_Exercise passage_
+--
Build a real-time energy price dashboard backed by OilPriceAPI: fetch all prices efficiently, cache them, choose sensible update intervals, and render charts.

Problem

You want to display live oil, gas, and energy commodity prices on an internal or customer-facing dashboard. A naive implementation calls the API once per widget on every page load, which:

  • Burns through your rate limit and request quota.
  • Adds latency to every render.
  • Hammers the API with redundant requests for data that only changes every few minutes.

The goal is a dashboard that feels instant, stays fresh, and uses a minimal number of API calls.

Solution Architecture

Put a small caching layer between your dashboard and OilPriceAPI:

Browser ──> Your backend (cache) ──> OilPriceAPI /prices/latest
   ^               |
   └─ polls ───────┘  (served from cache, refreshed on an interval)
  • Single batch fetch. Pull every commodity you need with one call to the "all prices" endpoint instead of one call per ticker.
  • Server-side cache. Store the latest response in memory (or Redis) with a short TTL.
  • Scheduled refresh. A background job refreshes the cache on a fixed interval; the browser reads from your cache, never directly from OilPriceAPI.

Code Implementation

Fetching all prices efficiently

Request every commodity in a single call rather than looping per symbol:

curl -H "Authorization: Token YOUR_API_KEY" \
  "https://api.oilpriceapi.com/v1/prices/latest?by_type=spot_price"

Caching strategies

A read-through cache with a short TTL keeps the dashboard snappy while bounding your API usage. Spot prices update roughly every few minutes, so a 60-second TTL is a good default.

import time
import requests

API_KEY = "YOUR_API_KEY"
BASE_URL = "https://api.oilpriceapi.com/v1"
CACHE_TTL_SECONDS = 60

_cache = {"data": None, "fetched_at": 0}


def get_latest_prices():
    """Return cached prices, refreshing only when the TTL has expired."""
    now = time.time()
    if _cache["data"] is None or now - _cache["fetched_at"] > CACHE_TTL_SECONDS:
        resp = requests.get(
            f"{BASE_URL}/prices/latest",
            headers={"Authorization": f"Token {API_KEY}"},
            params={"by_type": "spot_price"},
            timeout=10,
        )
        resp.raise_for_status()
        _cache["data"] = resp.json()
        _cache["fetched_at"] = now
    return _cache["data"]

Update intervals

Match your refresh interval to how often the underlying data changes. Polling faster than the data updates wastes quota without improving freshness.
+--
_Data listing_
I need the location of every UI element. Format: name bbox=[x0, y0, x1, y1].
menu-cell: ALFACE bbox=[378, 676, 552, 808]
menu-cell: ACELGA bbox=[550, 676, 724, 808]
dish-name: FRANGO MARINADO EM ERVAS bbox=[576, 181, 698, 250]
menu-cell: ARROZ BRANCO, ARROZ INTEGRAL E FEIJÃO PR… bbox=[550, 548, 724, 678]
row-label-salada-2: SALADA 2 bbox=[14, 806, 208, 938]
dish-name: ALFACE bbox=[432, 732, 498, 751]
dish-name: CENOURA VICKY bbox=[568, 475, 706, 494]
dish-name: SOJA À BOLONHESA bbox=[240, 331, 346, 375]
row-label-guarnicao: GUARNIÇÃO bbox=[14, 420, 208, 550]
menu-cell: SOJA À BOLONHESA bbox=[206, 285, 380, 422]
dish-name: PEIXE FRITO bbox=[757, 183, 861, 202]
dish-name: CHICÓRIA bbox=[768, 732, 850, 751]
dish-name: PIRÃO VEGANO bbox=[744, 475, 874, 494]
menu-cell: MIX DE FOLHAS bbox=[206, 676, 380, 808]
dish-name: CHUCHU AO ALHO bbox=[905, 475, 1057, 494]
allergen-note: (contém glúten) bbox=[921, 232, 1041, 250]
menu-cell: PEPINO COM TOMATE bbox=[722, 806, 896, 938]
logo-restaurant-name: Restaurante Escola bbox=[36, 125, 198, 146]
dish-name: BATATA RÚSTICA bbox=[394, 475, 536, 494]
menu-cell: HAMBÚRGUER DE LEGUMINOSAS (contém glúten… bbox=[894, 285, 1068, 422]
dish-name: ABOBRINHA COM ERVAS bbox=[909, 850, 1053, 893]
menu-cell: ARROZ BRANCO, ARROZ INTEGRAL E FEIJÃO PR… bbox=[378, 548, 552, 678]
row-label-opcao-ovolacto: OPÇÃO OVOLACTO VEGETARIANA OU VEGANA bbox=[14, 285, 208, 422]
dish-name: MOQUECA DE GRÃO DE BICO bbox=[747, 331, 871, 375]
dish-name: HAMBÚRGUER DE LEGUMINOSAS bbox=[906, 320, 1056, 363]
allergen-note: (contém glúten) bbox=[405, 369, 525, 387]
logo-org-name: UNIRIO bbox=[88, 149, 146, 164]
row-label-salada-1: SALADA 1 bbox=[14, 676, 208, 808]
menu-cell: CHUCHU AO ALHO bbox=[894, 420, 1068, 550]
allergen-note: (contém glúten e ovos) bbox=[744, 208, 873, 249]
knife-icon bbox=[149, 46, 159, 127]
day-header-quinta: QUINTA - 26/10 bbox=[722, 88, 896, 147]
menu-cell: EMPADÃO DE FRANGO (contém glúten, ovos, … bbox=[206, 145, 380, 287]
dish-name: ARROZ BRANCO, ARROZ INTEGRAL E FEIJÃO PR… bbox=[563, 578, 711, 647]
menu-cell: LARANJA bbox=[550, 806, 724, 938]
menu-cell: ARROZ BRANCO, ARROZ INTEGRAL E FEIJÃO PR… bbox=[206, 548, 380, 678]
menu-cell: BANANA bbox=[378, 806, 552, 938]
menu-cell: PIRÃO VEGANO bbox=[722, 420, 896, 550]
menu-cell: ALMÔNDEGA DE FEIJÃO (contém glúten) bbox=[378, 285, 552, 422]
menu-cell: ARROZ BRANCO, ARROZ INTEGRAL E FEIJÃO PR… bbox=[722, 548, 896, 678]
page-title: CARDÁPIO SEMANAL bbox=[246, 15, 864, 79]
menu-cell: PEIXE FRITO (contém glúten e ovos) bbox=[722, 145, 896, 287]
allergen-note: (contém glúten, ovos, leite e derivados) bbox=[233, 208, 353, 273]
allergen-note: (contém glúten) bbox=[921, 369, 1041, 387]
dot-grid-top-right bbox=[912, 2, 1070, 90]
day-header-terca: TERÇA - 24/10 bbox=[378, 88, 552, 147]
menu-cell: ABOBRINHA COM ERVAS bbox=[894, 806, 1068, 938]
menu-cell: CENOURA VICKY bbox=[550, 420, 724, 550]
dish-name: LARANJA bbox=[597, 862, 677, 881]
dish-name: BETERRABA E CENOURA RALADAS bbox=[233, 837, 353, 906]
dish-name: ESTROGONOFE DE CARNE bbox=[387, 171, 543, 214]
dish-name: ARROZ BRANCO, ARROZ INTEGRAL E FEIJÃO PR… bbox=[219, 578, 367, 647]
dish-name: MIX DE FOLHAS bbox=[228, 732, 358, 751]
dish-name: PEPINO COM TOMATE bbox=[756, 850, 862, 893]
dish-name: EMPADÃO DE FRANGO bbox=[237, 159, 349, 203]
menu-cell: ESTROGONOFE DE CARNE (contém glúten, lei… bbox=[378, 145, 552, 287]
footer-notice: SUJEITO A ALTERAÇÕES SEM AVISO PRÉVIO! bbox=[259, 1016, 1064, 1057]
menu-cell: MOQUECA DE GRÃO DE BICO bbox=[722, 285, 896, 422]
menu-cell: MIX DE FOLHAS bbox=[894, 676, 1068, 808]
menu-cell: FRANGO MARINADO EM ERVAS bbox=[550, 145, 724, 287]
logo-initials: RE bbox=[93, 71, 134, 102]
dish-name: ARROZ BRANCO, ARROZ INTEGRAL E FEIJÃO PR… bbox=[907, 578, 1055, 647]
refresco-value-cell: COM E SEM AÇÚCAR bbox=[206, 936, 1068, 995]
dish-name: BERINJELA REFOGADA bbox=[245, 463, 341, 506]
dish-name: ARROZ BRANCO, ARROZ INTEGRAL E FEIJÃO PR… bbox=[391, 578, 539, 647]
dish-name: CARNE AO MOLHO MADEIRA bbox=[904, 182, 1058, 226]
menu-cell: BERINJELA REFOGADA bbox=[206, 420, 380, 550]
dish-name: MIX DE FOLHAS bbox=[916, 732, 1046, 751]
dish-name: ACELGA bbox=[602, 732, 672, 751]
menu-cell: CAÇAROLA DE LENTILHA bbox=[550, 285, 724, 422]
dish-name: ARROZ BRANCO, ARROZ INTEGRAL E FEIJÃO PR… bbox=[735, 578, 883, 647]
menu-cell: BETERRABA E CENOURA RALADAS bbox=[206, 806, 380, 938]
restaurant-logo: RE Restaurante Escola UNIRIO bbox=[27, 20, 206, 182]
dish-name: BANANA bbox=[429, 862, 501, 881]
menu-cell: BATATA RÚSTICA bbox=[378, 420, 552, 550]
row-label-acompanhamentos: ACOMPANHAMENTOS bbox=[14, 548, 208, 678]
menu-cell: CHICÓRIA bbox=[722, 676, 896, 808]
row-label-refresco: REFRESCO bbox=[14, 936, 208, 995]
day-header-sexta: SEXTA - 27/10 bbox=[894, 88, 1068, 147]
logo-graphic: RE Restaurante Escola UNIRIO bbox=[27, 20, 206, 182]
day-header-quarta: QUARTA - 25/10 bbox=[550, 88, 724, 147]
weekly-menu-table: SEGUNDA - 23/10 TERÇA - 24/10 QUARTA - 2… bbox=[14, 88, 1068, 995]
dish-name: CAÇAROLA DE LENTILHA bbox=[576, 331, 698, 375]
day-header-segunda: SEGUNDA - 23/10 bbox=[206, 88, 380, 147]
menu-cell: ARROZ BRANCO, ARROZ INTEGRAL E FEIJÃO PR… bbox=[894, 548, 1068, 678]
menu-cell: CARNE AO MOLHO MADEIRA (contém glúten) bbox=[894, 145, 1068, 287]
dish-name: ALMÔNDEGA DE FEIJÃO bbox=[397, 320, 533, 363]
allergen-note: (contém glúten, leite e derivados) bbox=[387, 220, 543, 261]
+--
Please continue the guide on building an energy price dashboard, starting right after its last sentence. The material isn't needed for this.

Data typeTypical change frequencySuggested refresh
Spot pricesEvery few minutes60 seconds
Daily settlementsOnce per day15–30 minutes
Historical/EODOnce per dayOn demand

Chart integration

Feed the cached payload into any charting library. Below is a minimal Chart.js example that renders a sparkline of recent values.

async function renderChart() {
  const res = await fetch("/api/dashboard/prices"); // your cached endpoint
  const { prices } = await res.json();

  new Chart(document.getElementById("brent"), {
    type: "line",
    data: {
      labels: prices.map((p) => p.created_at),
      datasets: [
        {
          label: "Brent Crude (USD/bbl)",
          data: prices.map((p) => p.price),
        },
      ],
    },
    options: { responsive: true, scales: { y: { beginAtZero: false } } },
  });
}

Best Practices

  • Serve the dashboard from your cached endpoint, never directly from the browser to OilPriceAPI (this also keeps your API key off the client).
  • Use one batch request for all tickers instead of N per-ticker requests.
  • Send If-None-Match/ETag where supported to avoid transferring unchanged payloads.
  • Show a "last updated" timestamp so users know how fresh the data is.
  • Degrade gracefully: if a refresh fails, keep serving the last good cache entry rather than showing an error.

Common Pitfalls

  • Polling faster than the data changes. A 1-second refresh on data that updates every 5 minutes just wastes quota.
  • Caching per request instead of per process. A cache that lives inside a single request handler never gets a hit. Use a shared store (module-level, Redis, or memcached).
  • Exposing your API key in frontend code. Always proxy through your backend.
  • No error fallback. A transient API hiccup should not blank out the whole dashboard — serve stale-but-valid data and retry in the background.